**TASK PROMPT:**
The data must be written out once more, precisely as given.

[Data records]
-- begin --

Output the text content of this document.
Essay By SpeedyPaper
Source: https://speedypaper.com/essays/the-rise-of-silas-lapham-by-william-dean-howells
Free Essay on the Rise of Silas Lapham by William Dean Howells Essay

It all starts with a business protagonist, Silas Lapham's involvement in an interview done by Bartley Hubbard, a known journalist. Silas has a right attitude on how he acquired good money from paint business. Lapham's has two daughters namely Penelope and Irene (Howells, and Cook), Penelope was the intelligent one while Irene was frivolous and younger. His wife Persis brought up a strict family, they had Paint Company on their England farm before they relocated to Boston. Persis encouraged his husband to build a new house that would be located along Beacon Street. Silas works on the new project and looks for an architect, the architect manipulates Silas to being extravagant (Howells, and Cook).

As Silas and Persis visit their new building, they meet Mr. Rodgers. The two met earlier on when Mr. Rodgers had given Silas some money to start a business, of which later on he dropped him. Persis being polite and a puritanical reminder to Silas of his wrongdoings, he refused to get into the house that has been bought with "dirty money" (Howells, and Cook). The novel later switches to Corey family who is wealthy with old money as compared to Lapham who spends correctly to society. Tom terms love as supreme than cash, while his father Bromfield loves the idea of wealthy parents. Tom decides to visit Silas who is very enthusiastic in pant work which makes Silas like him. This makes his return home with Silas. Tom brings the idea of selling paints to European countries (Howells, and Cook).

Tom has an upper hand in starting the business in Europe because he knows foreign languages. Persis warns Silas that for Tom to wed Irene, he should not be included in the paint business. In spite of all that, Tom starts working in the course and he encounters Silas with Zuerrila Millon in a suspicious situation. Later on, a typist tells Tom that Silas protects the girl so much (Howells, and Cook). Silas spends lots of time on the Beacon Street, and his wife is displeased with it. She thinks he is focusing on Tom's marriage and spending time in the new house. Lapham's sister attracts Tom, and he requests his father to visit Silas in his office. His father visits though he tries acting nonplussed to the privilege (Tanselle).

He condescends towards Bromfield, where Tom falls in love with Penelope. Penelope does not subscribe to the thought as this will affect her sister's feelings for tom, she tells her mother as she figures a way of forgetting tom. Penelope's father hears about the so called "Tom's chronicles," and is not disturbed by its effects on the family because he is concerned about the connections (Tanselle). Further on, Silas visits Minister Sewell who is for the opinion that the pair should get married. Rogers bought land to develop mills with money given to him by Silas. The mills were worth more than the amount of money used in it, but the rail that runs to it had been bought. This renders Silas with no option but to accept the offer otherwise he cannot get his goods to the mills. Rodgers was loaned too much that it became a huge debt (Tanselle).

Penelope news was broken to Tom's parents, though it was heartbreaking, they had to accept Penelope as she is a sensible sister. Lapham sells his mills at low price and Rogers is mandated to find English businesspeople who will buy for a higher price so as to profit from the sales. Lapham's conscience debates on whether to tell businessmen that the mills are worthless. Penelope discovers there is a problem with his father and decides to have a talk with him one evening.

-- end --

**ANSWER TO THE PROBLEM:**
Output the text content of this document.
Essay By SpeedyPaper
Source: https://speedypaper.com/essays/the-rise-of-silas-lapham-by-william-dean-howells
Free Essay on the Rise of Silas Lapham by William Dean Howells Essay

It all starts with a business protagonist, Silas Lapham's involvement in an interview done by Bartley Hubbard, a known journalist. Silas has a right attitude on how he acquired good money from paint business. Lapham's has two daughters namely Penelope and Irene (Howells, and Cook), Penelope was the intelligent one while Irene was frivolous and younger. His wife Persis brought up a strict family, they had Paint Company on their England farm before they relocated to Boston. Persis encouraged his husband to build a new house that would be located along Beacon Street. Silas works on the new project and looks for an architect, the architect manipulates Silas to being extravagant (Howells, and Cook).

As Silas and Persis visit their new building, they meet Mr. Rodgers. The two met earlier on when Mr. Rodgers had given Silas some money to start a business, of which later on he dropped him. Persis being polite and a puritanical reminder to Silas of his wrongdoings, he refused to get into the house that has been bought with "dirty money" (Howells, and Cook). The novel later switches to Corey family who is wealthy with old money as compared to Lapham who spends correctly to society. Tom terms love as supreme than cash, while his father Bromfield loves the idea of wealthy parents. Tom decides to visit Silas who is very enthusiastic in pant work which makes Silas like him. This makes his return home with Silas. Tom brings the idea of selling paints to European countries (Howells, and Cook).

Tom has an upper hand in starting the business in Europe because he knows foreign languages. Persis warns Silas that for Tom to wed Irene, he should not be included in the paint business. In spite of all that, Tom starts working in the course and he encounters Silas with Zuerrila Millon in a suspicious situation. Later on, a typist tells Tom that Silas protects the girl so much (Howells, and Cook). Silas spends lots of time on the Beacon Street, and his wife is displeased with it. She thinks he is focusing on Tom's marriage and spending time in the new house. Lapham's sister attracts Tom, and he requests his father to visit Silas in his office. His father visits though he tries acting nonplussed to the privilege (Tanselle).

He condescends towards Bromfield, where Tom falls in love with Penelope. Penelope does not subscribe to the thought as this will affect her sister's feelings for tom, she tells her mother as she figures a way of forgetting tom. Penelope's father hears about the so called "Tom's chronicles," and is not disturbed by its effects on the family because he is concerned about the connections (Tanselle). Further on, Silas visits Minister Sewell who is for the opinion that the pair should get married. Rogers bought land to develop mills with money given to him by Silas. The mills were worth more than the amount of money used in it, but the rail that runs to it had been bought. This renders Silas with no option but to accept the offer otherwise he cannot get his goods to the mills. Rodgers was loaned too much that it became a huge debt (Tanselle).

Penelope news was broken to Tom's parents, though it was heartbreaking, they had to accept Penelope as she is a sensible sister. Lapham sells his mills at low price and Rogers is mandated to find English businesspeople who will buy for a higher price so as to profit from the sales. Lapham's conscience debates on whether to tell businessmen that the mills are worthless. Penelope discovers there is a problem with his father and decides to have a talk with him one evening.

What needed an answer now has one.